## [Available records]
★ ★ ★ ★

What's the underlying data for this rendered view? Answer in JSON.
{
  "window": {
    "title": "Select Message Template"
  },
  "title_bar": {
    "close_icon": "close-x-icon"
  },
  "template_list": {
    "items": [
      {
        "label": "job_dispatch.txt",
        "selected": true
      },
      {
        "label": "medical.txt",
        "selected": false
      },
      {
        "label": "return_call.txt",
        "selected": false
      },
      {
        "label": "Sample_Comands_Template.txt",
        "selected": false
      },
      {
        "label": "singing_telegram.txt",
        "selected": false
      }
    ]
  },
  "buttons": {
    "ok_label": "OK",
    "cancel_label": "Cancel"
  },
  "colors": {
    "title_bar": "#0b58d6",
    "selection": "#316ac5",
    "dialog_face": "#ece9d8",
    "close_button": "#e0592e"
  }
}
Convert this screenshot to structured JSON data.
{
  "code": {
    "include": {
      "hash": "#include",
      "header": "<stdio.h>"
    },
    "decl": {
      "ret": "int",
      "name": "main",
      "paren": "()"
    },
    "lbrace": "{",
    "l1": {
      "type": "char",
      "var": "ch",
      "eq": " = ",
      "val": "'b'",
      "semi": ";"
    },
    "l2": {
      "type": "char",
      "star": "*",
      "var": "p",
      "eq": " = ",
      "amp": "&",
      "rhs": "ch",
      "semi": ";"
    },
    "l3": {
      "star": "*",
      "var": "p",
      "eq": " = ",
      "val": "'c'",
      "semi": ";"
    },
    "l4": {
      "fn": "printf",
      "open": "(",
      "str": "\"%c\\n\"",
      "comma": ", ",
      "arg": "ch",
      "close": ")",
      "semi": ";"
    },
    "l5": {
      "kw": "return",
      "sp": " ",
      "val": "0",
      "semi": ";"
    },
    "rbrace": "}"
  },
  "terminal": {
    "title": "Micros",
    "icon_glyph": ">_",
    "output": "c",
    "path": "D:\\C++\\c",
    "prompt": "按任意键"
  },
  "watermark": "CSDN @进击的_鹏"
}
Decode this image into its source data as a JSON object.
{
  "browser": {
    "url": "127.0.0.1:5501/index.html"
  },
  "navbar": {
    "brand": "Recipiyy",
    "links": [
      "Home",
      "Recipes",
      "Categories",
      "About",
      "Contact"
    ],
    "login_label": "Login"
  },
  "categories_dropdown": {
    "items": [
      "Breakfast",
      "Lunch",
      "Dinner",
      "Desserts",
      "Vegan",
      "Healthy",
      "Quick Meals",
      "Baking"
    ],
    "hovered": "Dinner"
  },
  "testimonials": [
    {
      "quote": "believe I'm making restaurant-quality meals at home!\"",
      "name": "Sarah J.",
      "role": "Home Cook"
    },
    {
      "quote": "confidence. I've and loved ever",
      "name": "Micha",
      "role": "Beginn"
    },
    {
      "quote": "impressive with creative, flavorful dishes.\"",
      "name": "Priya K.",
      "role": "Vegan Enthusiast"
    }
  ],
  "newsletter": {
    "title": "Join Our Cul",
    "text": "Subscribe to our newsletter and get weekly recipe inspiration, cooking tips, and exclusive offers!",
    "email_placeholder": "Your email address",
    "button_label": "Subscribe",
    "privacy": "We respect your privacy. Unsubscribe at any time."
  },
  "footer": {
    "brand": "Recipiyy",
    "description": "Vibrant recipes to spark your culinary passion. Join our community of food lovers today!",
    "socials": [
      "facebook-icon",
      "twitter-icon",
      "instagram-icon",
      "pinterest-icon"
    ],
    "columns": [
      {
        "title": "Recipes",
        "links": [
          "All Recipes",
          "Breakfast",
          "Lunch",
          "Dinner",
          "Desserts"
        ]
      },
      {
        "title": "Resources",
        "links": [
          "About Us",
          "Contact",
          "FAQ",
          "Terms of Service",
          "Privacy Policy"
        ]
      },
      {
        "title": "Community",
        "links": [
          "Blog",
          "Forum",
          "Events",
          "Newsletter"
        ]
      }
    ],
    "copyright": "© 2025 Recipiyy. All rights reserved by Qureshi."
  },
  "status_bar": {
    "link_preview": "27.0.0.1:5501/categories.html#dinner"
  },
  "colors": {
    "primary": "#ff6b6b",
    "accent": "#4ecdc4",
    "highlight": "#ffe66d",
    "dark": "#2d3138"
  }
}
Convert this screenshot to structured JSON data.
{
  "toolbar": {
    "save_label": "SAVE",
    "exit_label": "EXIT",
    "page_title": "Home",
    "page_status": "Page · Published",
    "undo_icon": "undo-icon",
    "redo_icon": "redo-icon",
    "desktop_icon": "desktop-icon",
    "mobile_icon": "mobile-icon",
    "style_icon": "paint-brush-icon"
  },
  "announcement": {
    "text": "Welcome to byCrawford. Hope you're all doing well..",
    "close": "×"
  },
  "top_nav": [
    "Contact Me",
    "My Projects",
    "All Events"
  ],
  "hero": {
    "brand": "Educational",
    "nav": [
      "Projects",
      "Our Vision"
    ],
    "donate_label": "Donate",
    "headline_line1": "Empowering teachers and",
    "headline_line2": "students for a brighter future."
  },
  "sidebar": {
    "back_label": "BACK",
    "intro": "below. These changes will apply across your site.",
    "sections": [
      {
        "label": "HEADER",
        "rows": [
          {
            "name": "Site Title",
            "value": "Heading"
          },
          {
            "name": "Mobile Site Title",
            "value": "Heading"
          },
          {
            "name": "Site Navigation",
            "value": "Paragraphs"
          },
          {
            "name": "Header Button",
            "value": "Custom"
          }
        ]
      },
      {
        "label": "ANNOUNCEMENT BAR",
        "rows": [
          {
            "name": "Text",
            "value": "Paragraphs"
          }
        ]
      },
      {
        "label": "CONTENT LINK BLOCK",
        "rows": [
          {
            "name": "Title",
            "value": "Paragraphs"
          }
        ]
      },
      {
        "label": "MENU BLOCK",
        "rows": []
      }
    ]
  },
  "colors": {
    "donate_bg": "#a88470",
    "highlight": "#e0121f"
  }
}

★ ★ ★ ★

## [Your goal]
Take the data above and return it exactly.

## [Correct response]
What's the underlying data for this rendered view? Answer in JSON.
{
  "window": {
    "title": "Select Message Template"
  },
  "title_bar": {
    "close_icon": "close-x-icon"
  },
  "template_list": {
    "items": [
      {
        "label": "job_dispatch.txt",
        "selected": true
      },
      {
        "label": "medical.txt",
        "selected": false
      },
      {
        "label": "return_call.txt",
        "selected": false
      },
      {
        "label": "Sample_Comands_Template.txt",
        "selected": false
      },
      {
        "label": "singing_telegram.txt",
        "selected": false
      }
    ]
  },
  "buttons": {
    "ok_label": "OK",
    "cancel_label": "Cancel"
  },
  "colors": {
    "title_bar": "#0b58d6",
    "selection": "#316ac5",
    "dialog_face": "#ece9d8",
    "close_button": "#e0592e"
  }
}
Convert this screenshot to structured JSON data.
{
  "code": {
    "include": {
      "hash": "#include",
      "header": "<stdio.h>"
    },
    "decl": {
      "ret": "int",
      "name": "main",
      "paren": "()"
    },
    "lbrace": "{",
    "l1": {
      "type": "char",
      "var": "ch",
      "eq": " = ",
      "val": "'b'",
      "semi": ";"
    },
    "l2": {
      "type": "char",
      "star": "*",
      "var": "p",
      "eq": " = ",
      "amp": "&",
      "rhs": "ch",
      "semi": ";"
    },
    "l3": {
      "star": "*",
      "var": "p",
      "eq": " = ",
      "val": "'c'",
      "semi": ";"
    },
    "l4": {
      "fn": "printf",
      "open": "(",
      "str": "\"%c\\n\"",
      "comma": ", ",
      "arg": "ch",
      "close": ")",
      "semi": ";"
    },
    "l5": {
      "kw": "return",
      "sp": " ",
      "val": "0",
      "semi": ";"
    },
    "rbrace": "}"
  },
  "terminal": {
    "title": "Micros",
    "icon_glyph": ">_",
    "output": "c",
    "path": "D:\\C++\\c",
    "prompt": "按任意键"
  },
  "watermark": "CSDN @进击的_鹏"
}
Decode this image into its source data as a JSON object.
{
  "browser": {
    "url": "127.0.0.1:5501/index.html"
  },
  "navbar": {
    "brand": "Recipiyy",
    "links": [
      "Home",
      "Recipes",
      "Categories",
      "About",
      "Contact"
    ],
    "login_label": "Login"
  },
  "categories_dropdown": {
    "items": [
      "Breakfast",
      "Lunch",
      "Dinner",
      "Desserts",
      "Vegan",
      "Healthy",
      "Quick Meals",
      "Baking"
    ],
    "hovered": "Dinner"
  },
  "testimonials": [
    {
      "quote": "believe I'm making restaurant-quality meals at home!\"",
      "name": "Sarah J.",
      "role": "Home Cook"
    },
    {
      "quote": "confidence. I've and loved ever",
      "name": "Micha",
      "role": "Beginn"
    },
    {
      "quote": "impressive with creative, flavorful dishes.\"",
      "name": "Priya K.",
      "role": "Vegan Enthusiast"
    }
  ],
  "newsletter": {
    "title": "Join Our Cul",
    "text": "Subscribe to our newsletter and get weekly recipe inspiration, cooking tips, and exclusive offers!",
    "email_placeholder": "Your email address",
    "button_label": "Subscribe",
    "privacy": "We respect your privacy. Unsubscribe at any time."
  },
  "footer": {
    "brand": "Recipiyy",
    "description": "Vibrant recipes to spark your culinary passion. Join our community of food lovers today!",
    "socials": [
      "facebook-icon",
      "twitter-icon",
      "instagram-icon",
      "pinterest-icon"
    ],
    "columns": [
      {
        "title": "Recipes",
        "links": [
          "All Recipes",
          "Breakfast",
          "Lunch",
          "Dinner",
          "Desserts"
        ]
      },
      {
        "title": "Resources",
        "links": [
          "About Us",
          "Contact",
          "FAQ",
          "Terms of Service",
          "Privacy Policy"
        ]
      },
      {
        "title": "Community",
        "links": [
          "Blog",
          "Forum",
          "Events",
          "Newsletter"
        ]
      }
    ],
    "copyright": "© 2025 Recipiyy. All rights reserved by Qureshi."
  },
  "status_bar": {
    "link_preview": "27.0.0.1:5501/categories.html#dinner"
  },
  "colors": {
    "primary": "#ff6b6b",
    "accent": "#4ecdc4",
    "highlight": "#ffe66d",
    "dark": "#2d3138"
  }
}
Convert this screenshot to structured JSON data.
{
  "toolbar": {
    "save_label": "SAVE",
    "exit_label": "EXIT",
    "page_title": "Home",
    "page_status": "Page · Published",
    "undo_icon": "undo-icon",
    "redo_icon": "redo-icon",
    "desktop_icon": "desktop-icon",
    "mobile_icon": "mobile-icon",
    "style_icon": "paint-brush-icon"
  },
  "announcement": {
    "text": "Welcome to byCrawford. Hope you're all doing well..",
    "close": "×"
  },
  "top_nav": [
    "Contact Me",
    "My Projects",
    "All Events"
  ],
  "hero": {
    "brand": "Educational",
    "nav": [
      "Projects",
      "Our Vision"
    ],
    "donate_label": "Donate",
    "headline_line1": "Empowering teachers and",
    "headline_line2": "students for a brighter future."
  },
  "sidebar": {
    "back_label": "BACK",
    "intro": "below. These changes will apply across your site.",
    "sections": [
      {
        "label": "HEADER",
        "rows": [
          {
            "name": "Site Title",
            "value": "Heading"
          },
          {
            "name": "Mobile Site Title",
            "value": "Heading"
          },
          {
            "name": "Site Navigation",
            "value": "Paragraphs"
          },
          {
            "name": "Header Button",
            "value": "Custom"
          }
        ]
      },
      {
        "label": "ANNOUNCEMENT BAR",
        "rows": [
          {
            "name": "Text",
            "value": "Paragraphs"
          }
        ]
      },
      {
        "label": "CONTENT LINK BLOCK",
        "rows": [
          {
            "name": "Title",
            "value": "Paragraphs"
          }
        ]
      },
      {
        "label": "MENU BLOCK",
        "rows": []
      }
    ]
  },
  "colors": {
    "donate_bg": "#a88470",
    "highlight": "#e0121f"
  }
}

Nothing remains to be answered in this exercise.